__PROBLEM TO WORK ON__
Make an exact copy of all the data.

__RECORDS__

--- Start ---

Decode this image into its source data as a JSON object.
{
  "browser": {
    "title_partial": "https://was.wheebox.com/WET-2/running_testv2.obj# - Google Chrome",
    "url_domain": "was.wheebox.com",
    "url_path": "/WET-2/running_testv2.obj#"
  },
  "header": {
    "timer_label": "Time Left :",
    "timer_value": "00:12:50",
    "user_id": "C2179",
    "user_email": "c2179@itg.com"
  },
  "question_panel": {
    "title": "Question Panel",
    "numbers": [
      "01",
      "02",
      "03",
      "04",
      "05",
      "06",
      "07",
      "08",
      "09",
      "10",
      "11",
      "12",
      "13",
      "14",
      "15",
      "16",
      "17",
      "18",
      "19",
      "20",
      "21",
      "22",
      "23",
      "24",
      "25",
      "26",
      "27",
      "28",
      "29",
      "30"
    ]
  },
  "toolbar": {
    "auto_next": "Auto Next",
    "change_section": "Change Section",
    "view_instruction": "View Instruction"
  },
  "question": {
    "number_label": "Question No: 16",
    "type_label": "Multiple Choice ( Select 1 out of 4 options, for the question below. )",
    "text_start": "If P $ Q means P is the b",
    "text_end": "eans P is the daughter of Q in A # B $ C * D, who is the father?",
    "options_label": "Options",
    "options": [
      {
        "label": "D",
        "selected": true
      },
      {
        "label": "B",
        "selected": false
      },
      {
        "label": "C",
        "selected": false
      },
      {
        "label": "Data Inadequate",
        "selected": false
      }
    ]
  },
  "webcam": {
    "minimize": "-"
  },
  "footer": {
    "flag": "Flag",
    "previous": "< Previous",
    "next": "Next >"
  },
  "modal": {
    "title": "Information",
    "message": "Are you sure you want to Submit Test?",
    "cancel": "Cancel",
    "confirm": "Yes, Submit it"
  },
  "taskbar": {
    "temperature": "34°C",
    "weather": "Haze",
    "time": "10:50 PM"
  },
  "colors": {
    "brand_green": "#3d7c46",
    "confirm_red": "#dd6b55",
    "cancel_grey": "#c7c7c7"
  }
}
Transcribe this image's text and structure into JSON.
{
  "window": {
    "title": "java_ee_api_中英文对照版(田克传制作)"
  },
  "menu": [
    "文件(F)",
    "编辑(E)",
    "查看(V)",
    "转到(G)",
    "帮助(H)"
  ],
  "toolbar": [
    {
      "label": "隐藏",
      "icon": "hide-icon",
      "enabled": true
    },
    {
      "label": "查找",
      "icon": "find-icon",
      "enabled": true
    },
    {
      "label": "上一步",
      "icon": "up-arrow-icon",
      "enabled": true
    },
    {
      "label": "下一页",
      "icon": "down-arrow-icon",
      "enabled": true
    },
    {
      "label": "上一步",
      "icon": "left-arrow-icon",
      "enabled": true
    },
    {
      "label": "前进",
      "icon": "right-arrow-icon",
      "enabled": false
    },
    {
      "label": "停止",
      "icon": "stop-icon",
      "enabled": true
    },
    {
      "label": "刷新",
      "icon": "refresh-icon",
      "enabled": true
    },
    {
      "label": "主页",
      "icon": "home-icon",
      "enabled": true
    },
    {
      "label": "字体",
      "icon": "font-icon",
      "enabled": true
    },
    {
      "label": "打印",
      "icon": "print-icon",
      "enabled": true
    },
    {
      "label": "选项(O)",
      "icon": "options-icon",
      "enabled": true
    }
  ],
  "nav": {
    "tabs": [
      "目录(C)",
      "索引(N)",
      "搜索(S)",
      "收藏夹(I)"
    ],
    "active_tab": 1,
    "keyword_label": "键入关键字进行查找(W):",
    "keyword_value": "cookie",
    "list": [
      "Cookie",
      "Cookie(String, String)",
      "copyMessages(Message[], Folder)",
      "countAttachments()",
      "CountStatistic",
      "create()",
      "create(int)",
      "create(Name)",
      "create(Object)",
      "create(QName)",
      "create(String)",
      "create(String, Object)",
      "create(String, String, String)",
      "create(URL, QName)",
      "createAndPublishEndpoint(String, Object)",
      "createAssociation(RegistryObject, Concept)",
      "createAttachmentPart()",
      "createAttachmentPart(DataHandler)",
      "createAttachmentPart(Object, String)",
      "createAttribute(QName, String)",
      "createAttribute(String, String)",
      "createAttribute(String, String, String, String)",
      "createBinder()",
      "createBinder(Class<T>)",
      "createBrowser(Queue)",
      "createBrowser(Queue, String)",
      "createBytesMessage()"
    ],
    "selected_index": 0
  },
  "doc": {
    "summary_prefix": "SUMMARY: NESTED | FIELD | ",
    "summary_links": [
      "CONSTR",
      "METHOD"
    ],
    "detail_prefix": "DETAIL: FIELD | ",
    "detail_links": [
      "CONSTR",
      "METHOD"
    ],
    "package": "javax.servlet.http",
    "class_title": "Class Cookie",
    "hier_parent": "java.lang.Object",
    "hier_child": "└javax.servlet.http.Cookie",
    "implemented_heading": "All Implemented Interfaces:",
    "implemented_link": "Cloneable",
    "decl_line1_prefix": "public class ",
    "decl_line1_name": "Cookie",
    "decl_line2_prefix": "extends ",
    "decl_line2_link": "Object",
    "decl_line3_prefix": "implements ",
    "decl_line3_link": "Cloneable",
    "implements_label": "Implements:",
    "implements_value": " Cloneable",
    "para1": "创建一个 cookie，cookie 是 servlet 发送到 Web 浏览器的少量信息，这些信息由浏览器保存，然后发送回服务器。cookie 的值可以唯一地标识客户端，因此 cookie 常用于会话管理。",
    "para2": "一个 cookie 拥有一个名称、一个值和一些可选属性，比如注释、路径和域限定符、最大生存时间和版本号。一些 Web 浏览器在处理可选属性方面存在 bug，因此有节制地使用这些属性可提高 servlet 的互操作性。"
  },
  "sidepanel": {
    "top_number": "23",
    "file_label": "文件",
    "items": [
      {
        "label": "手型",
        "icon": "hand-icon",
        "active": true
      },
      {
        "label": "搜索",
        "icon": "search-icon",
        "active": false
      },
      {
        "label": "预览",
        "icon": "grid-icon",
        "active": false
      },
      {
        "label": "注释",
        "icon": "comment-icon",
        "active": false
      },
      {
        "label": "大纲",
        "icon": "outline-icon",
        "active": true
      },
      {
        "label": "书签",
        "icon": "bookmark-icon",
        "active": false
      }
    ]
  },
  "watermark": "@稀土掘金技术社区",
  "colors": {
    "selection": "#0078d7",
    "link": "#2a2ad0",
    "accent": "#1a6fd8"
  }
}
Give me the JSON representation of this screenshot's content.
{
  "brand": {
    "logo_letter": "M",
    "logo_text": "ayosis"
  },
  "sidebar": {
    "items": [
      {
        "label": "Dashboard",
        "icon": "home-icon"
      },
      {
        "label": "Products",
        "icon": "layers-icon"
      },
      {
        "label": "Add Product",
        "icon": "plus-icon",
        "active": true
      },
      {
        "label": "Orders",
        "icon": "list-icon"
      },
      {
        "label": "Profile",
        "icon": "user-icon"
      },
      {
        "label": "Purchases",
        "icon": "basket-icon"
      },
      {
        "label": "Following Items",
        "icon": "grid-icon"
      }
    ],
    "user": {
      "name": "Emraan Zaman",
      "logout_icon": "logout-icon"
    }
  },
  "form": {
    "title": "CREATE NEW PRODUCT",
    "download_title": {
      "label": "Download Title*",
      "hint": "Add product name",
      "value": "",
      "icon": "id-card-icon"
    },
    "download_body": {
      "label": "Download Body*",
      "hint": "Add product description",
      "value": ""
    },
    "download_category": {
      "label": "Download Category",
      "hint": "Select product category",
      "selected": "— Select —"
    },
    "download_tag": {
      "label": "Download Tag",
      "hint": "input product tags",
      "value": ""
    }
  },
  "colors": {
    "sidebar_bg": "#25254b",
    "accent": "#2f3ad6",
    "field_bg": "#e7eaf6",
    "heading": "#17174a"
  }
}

--- End ---

__THE RESULT__
Decode this image into its source data as a JSON object.
{
  "browser": {
    "title_partial": "https://was.wheebox.com/WET-2/running_testv2.obj# - Google Chrome",
    "url_domain": "was.wheebox.com",
    "url_path": "/WET-2/running_testv2.obj#"
  },
  "header": {
    "timer_label": "Time Left :",
    "timer_value": "00:12:50",
    "user_id": "C2179",
    "user_email": "c2179@itg.com"
  },
  "question_panel": {
    "title": "Question Panel",
    "numbers": [
      "01",
      "02",
      "03",
      "04",
      "05",
      "06",
      "07",
      "08",
      "09",
      "10",
      "11",
      "12",
      "13",
      "14",
      "15",
      "16",
      "17",
      "18",
      "19",
      "20",
      "21",
      "22",
      "23",
      "24",
      "25",
      "26",
      "27",
      "28",
      "29",
      "30"
    ]
  },
  "toolbar": {
    "auto_next": "Auto Next",
    "change_section": "Change Section",
    "view_instruction": "View Instruction"
  },
  "question": {
    "number_label": "Question No: 16",
    "type_label": "Multiple Choice ( Select 1 out of 4 options, for the question below. )",
    "text_start": "If P $ Q means P is the b",
    "text_end": "eans P is the daughter of Q in A # B $ C * D, who is the father?",
    "options_label": "Options",
    "options": [
      {
        "label": "D",
        "selected": true
      },
      {
        "label": "B",
        "selected": false
      },
      {
        "label": "C",
        "selected": false
      },
      {
        "label": "Data Inadequate",
        "selected": false
      }
    ]
  },
  "webcam": {
    "minimize": "-"
  },
  "footer": {
    "flag": "Flag",
    "previous": "< Previous",
    "next": "Next >"
  },
  "modal": {
    "title": "Information",
    "message": "Are you sure you want to Submit Test?",
    "cancel": "Cancel",
    "confirm": "Yes, Submit it"
  },
  "taskbar": {
    "temperature": "34°C",
    "weather": "Haze",
    "time": "10:50 PM"
  },
  "colors": {
    "brand_green": "#3d7c46",
    "confirm_red": "#dd6b55",
    "cancel_grey": "#c7c7c7"
  }
}
Transcribe this image's text and structure into JSON.
{
  "window": {
    "title": "java_ee_api_中英文对照版(田克传制作)"
  },
  "menu": [
    "文件(F)",
    "编辑(E)",
    "查看(V)",
    "转到(G)",
    "帮助(H)"
  ],
  "toolbar": [
    {
      "label": "隐藏",
      "icon": "hide-icon",
      "enabled": true
    },
    {
      "label": "查找",
      "icon": "find-icon",
      "enabled": true
    },
    {
      "label": "上一步",
      "icon": "up-arrow-icon",
      "enabled": true
    },
    {
      "label": "下一页",
      "icon": "down-arrow-icon",
      "enabled": true
    },
    {
      "label": "上一步",
      "icon": "left-arrow-icon",
      "enabled": true
    },
    {
      "label": "前进",
      "icon": "right-arrow-icon",
      "enabled": false
    },
    {
      "label": "停止",
      "icon": "stop-icon",
      "enabled": true
    },
    {
      "label": "刷新",
      "icon": "refresh-icon",
      "enabled": true
    },
    {
      "label": "主页",
      "icon": "home-icon",
      "enabled": true
    },
    {
      "label": "字体",
      "icon": "font-icon",
      "enabled": true
    },
    {
      "label": "打印",
      "icon": "print-icon",
      "enabled": true
    },
    {
      "label": "选项(O)",
      "icon": "options-icon",
      "enabled": true
    }
  ],
  "nav": {
    "tabs": [
      "目录(C)",
      "索引(N)",
      "搜索(S)",
      "收藏夹(I)"
    ],
    "active_tab": 1,
    "keyword_label": "键入关键字进行查找(W):",
    "keyword_value": "cookie",
    "list": [
      "Cookie",
      "Cookie(String, String)",
      "copyMessages(Message[], Folder)",
      "countAttachments()",
      "CountStatistic",
      "create()",
      "create(int)",
      "create(Name)",
      "create(Object)",
      "create(QName)",
      "create(String)",
      "create(String, Object)",
      "create(String, String, String)",
      "create(URL, QName)",
      "createAndPublishEndpoint(String, Object)",
      "createAssociation(RegistryObject, Concept)",
      "createAttachmentPart()",
      "createAttachmentPart(DataHandler)",
      "createAttachmentPart(Object, String)",
      "createAttribute(QName, String)",
      "createAttribute(String, String)",
      "createAttribute(String, String, String, String)",
      "createBinder()",
      "createBinder(Class<T>)",
      "createBrowser(Queue)",
      "createBrowser(Queue, String)",
      "createBytesMessage()"
    ],
    "selected_index": 0
  },
  "doc": {
    "summary_prefix": "SUMMARY: NESTED | FIELD | ",
    "summary_links": [
      "CONSTR",
      "METHOD"
    ],
    "detail_prefix": "DETAIL: FIELD | ",
    "detail_links": [
      "CONSTR",
      "METHOD"
    ],
    "package": "javax.servlet.http",
    "class_title": "Class Cookie",
    "hier_parent": "java.lang.Object",
    "hier_child": "└javax.servlet.http.Cookie",
    "implemented_heading": "All Implemented Interfaces:",
    "implemented_link": "Cloneable",
    "decl_line1_prefix": "public class ",
    "decl_line1_name": "Cookie",
    "decl_line2_prefix": "extends ",
    "decl_line2_link": "Object",
    "decl_line3_prefix": "implements ",
    "decl_line3_link": "Cloneable",
    "implements_label": "Implements:",
    "implements_value": " Cloneable",
    "para1": "创建一个 cookie，cookie 是 servlet 发送到 Web 浏览器的少量信息，这些信息由浏览器保存，然后发送回服务器。cookie 的值可以唯一地标识客户端，因此 cookie 常用于会话管理。",
    "para2": "一个 cookie 拥有一个名称、一个值和一些可选属性，比如注释、路径和域限定符、最大生存时间和版本号。一些 Web 浏览器在处理可选属性方面存在 bug，因此有节制地使用这些属性可提高 servlet 的互操作性。"
  },
  "sidepanel": {
    "top_number": "23",
    "file_label": "文件",
    "items": [
      {
        "label": "手型",
        "icon": "hand-icon",
        "active": true
      },
      {
        "label": "搜索",
        "icon": "search-icon",
        "active": false
      },
      {
        "label": "预览",
        "icon": "grid-icon",
        "active": false
      },
      {
        "label": "注释",
        "icon": "comment-icon",
        "active": false
      },
      {
        "label": "大纲",
        "icon": "outline-icon",
        "active": true
      },
      {
        "label": "书签",
        "icon": "bookmark-icon",
        "active": false
      }
    ]
  },
  "watermark": "@稀土掘金技术社区",
  "colors": {
    "selection": "#0078d7",
    "link": "#2a2ad0",
    "accent": "#1a6fd8"
  }
}
Give me the JSON representation of this screenshot's content.
{
  "brand": {
    "logo_letter": "M",
    "logo_text": "ayosis"
  },
  "sidebar": {
    "items": [
      {
        "label": "Dashboard",
        "icon": "home-icon"
      },
      {
        "label": "Products",
        "icon": "layers-icon"
      },
      {
        "label": "Add Product",
        "icon": "plus-icon",
        "active": true
      },
      {
        "label": "Orders",
        "icon": "list-icon"
      },
      {
        "label": "Profile",
        "icon": "user-icon"
      },
      {
        "label": "Purchases",
        "icon": "basket-icon"
      },
      {
        "label": "Following Items",
        "icon": "grid-icon"
      }
    ],
    "user": {
      "name": "Emraan Zaman",
      "logout_icon": "logout-icon"
    }
  },
  "form": {
    "title": "CREATE NEW PRODUCT",
    "download_title": {
      "label": "Download Title*",
      "hint": "Add product name",
      "value": "",
      "icon": "id-card-icon"
    },
    "download_body": {
      "label": "Download Body*",
      "hint": "Add product description",
      "value": ""
    },
    "download_category": {
      "label": "Download Category",
      "hint": "Select product category",
      "selected": "— Select —"
    },
    "download_tag": {
      "label": "Download Tag",
      "hint": "input product tags",
      "value": ""
    }
  },
  "colors": {
    "sidebar_bg": "#25254b",
    "accent": "#2f3ad6",
    "field_bg": "#e7eaf6",
    "heading": "#17174a"
  }
}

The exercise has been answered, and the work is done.